Retype all of the listing exactly, passing over any picture you find.

[Dataset entries on figures]
==========

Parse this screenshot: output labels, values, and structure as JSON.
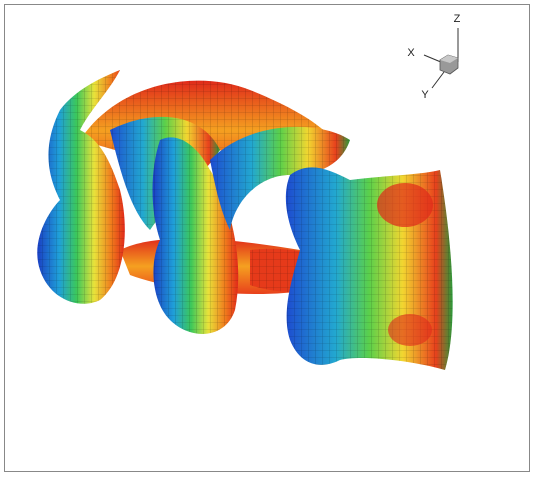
{
  "axes": {
    "z_label": "Z",
    "x_label": "X",
    "y_label": "Y"
  }
}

==========

__WORKED ANSWER__
Parse this screenshot: output labels, values, and structure as JSON.
{
  "axes": {
    "z_label": "Z",
    "x_label": "X",
    "y_label": "Y"
  }
}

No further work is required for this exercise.